-- begin Data for the task --

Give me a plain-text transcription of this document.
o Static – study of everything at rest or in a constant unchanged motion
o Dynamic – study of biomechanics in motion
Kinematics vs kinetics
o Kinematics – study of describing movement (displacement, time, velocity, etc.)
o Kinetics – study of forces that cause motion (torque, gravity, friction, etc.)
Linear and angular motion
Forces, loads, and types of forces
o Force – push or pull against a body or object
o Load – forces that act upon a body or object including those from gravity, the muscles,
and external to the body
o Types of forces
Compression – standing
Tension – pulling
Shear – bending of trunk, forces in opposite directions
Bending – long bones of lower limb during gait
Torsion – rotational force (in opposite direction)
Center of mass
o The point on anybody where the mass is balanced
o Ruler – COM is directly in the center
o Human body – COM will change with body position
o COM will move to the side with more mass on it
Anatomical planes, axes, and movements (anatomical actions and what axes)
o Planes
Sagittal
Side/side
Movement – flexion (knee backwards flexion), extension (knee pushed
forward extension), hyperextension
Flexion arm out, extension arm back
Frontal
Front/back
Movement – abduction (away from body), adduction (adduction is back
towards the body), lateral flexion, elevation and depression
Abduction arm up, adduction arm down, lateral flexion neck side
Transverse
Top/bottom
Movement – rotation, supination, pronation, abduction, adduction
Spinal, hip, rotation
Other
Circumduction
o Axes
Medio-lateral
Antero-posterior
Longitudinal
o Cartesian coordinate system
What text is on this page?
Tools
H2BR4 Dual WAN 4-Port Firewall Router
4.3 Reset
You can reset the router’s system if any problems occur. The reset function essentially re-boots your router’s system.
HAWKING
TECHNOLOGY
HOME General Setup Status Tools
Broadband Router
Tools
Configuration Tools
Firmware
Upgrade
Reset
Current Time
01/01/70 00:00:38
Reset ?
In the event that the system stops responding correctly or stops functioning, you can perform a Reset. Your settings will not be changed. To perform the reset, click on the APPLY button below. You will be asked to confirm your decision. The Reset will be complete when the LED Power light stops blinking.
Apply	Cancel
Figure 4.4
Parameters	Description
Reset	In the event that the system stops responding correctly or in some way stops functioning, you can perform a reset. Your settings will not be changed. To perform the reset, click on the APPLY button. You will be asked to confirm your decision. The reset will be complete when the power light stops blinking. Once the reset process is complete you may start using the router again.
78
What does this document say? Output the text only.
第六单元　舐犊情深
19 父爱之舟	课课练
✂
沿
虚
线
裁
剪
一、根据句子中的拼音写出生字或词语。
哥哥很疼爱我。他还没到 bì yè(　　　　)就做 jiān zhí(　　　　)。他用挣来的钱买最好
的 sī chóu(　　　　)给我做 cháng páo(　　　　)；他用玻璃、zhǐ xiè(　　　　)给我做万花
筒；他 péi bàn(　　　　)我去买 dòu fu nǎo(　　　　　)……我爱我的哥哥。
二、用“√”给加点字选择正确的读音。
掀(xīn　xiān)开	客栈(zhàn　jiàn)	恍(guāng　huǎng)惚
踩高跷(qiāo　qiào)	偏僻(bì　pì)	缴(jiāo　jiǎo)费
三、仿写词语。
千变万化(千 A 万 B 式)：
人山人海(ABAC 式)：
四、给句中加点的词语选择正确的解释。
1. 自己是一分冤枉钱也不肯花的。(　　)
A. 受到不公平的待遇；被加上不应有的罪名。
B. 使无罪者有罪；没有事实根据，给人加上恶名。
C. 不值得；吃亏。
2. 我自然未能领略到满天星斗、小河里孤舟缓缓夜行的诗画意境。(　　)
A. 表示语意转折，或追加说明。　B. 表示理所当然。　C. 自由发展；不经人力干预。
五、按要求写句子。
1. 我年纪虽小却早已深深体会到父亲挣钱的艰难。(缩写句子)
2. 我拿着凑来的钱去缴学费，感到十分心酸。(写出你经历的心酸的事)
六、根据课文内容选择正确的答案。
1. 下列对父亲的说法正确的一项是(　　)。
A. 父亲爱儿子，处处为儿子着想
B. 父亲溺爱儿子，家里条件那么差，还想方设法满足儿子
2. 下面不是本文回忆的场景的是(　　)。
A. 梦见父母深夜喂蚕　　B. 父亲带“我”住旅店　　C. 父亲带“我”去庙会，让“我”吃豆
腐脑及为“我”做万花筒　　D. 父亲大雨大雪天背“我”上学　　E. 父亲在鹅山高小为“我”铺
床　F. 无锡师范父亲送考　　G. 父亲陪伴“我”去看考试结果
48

-- end Data for the task --

# Requirements:
Copy every line above in which the string "mass" shows up.

# Answer to the problem:
Center of mass
o The point on anybody where the mass is balanced
o COM will move to the side with more mass on it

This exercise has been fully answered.